===== Data supplied =====

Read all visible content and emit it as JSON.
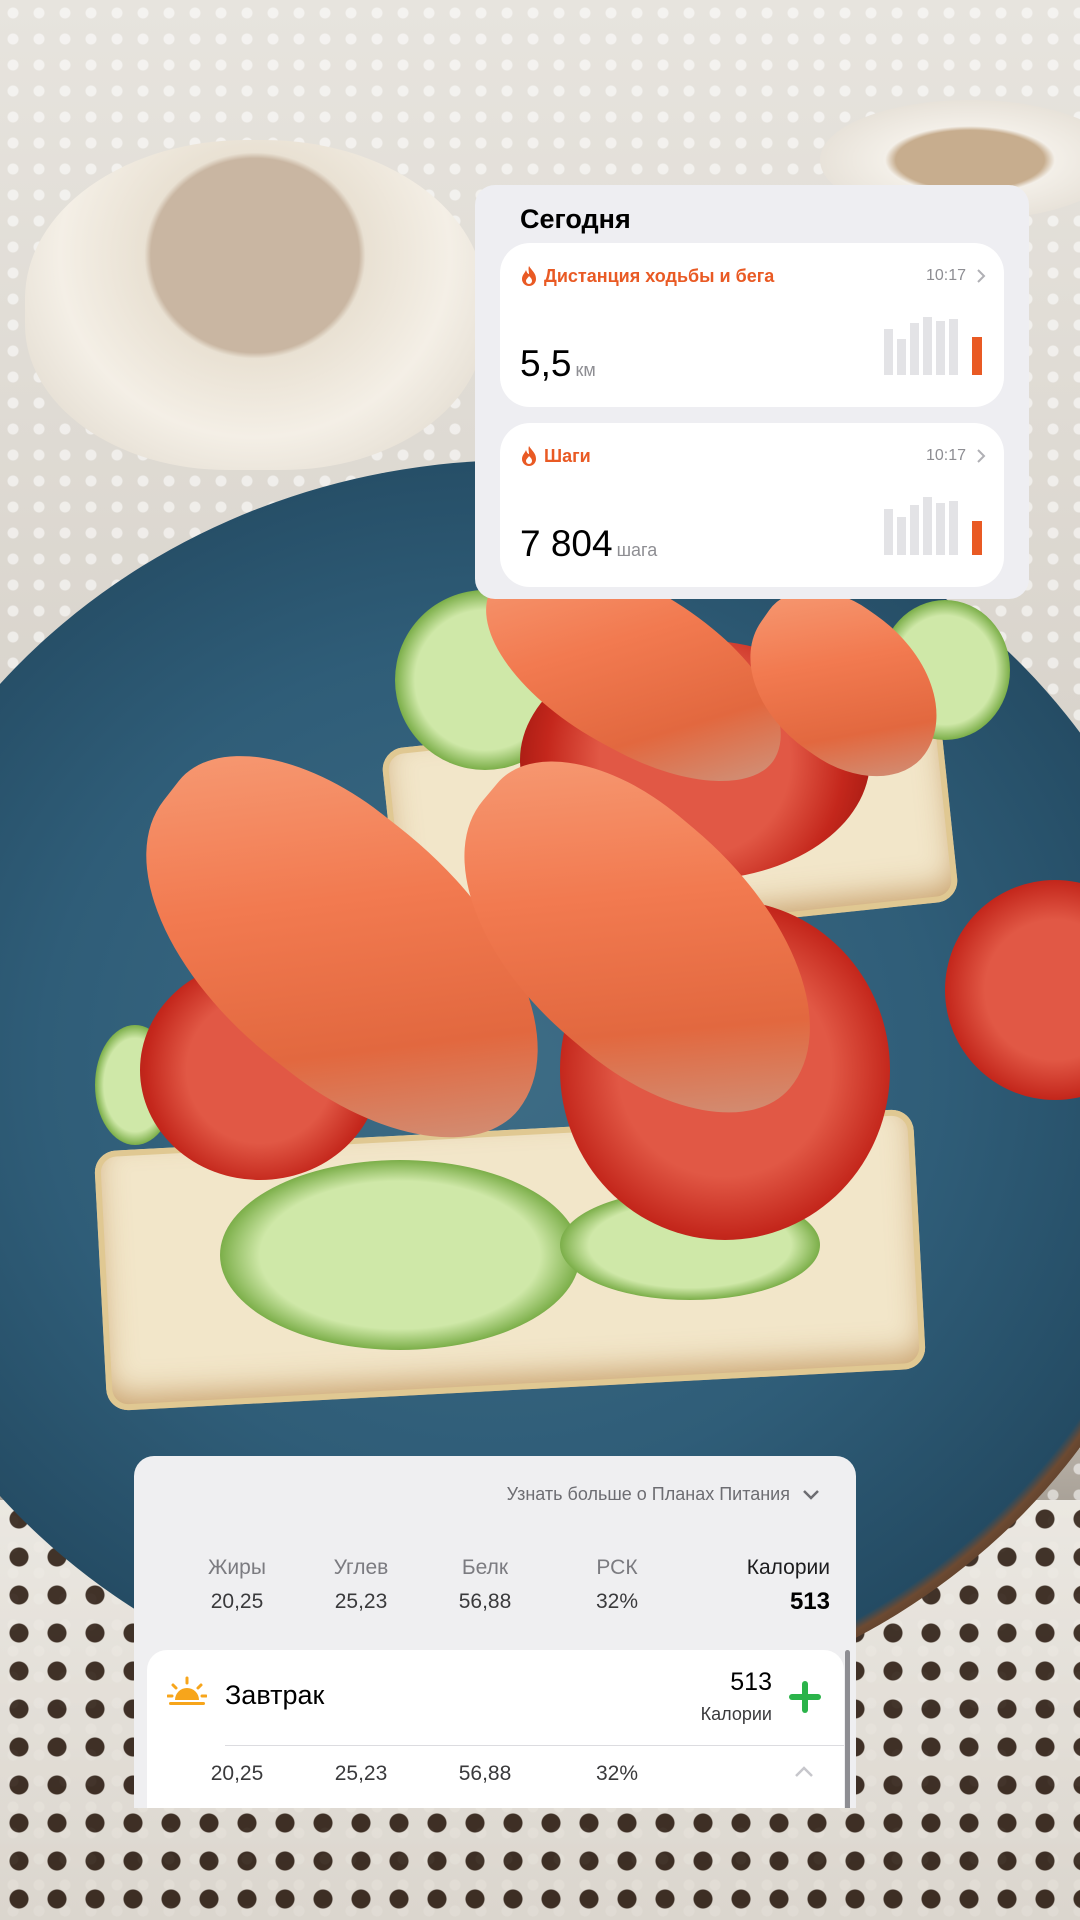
{
  "today": {
    "title": "Сегодня",
    "metrics": [
      {
        "label": "Дистанция ходьбы и бега",
        "time": "10:17",
        "value": "5,5",
        "unit": "км"
      },
      {
        "label": "Шаги",
        "time": "10:17",
        "value": "7 804",
        "unit": "шага"
      }
    ]
  },
  "nutrition": {
    "learn_more": "Узнать больше о Планах Питания",
    "headers": {
      "fat": "Жиры",
      "carbs": "Углев",
      "protein": "Белк",
      "rsk": "РСК",
      "calories": "Калории"
    },
    "totals": {
      "fat": "20,25",
      "carbs": "25,23",
      "protein": "56,88",
      "rsk": "32%",
      "calories": "513"
    },
    "meal": {
      "name": "Завтрак",
      "calories": "513",
      "calories_label": "Калории",
      "fat": "20,25",
      "carbs": "25,23",
      "protein": "56,88",
      "rsk": "32%"
    }
  },
  "colors": {
    "accent_orange": "#e95a24",
    "plus_green": "#2bb34a",
    "sun_yellow": "#f7a51b"
  }
}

=====

> Description of the task
A faithful copy of the data above is wanted, with every image left out.

> Solution to this task
Read all visible content and emit it as JSON.
{
  "today": {
    "title": "Сегодня",
    "metrics": [
      {
        "label": "Дистанция ходьбы и бега",
        "time": "10:17",
        "value": "5,5",
        "unit": "км"
      },
      {
        "label": "Шаги",
        "time": "10:17",
        "value": "7 804",
        "unit": "шага"
      }
    ]
  },
  "nutrition": {
    "learn_more": "Узнать больше о Планах Питания",
    "headers": {
      "fat": "Жиры",
      "carbs": "Углев",
      "protein": "Белк",
      "rsk": "РСК",
      "calories": "Калории"
    },
    "totals": {
      "fat": "20,25",
      "carbs": "25,23",
      "protein": "56,88",
      "rsk": "32%",
      "calories": "513"
    },
    "meal": {
      "name": "Завтрак",
      "calories": "513",
      "calories_label": "Калории",
      "fat": "20,25",
      "carbs": "25,23",
      "protein": "56,88",
      "rsk": "32%"
    }
  },
  "colors": {
    "accent_orange": "#e95a24",
    "plus_green": "#2bb34a",
    "sun_yellow": "#f7a51b"
  }
}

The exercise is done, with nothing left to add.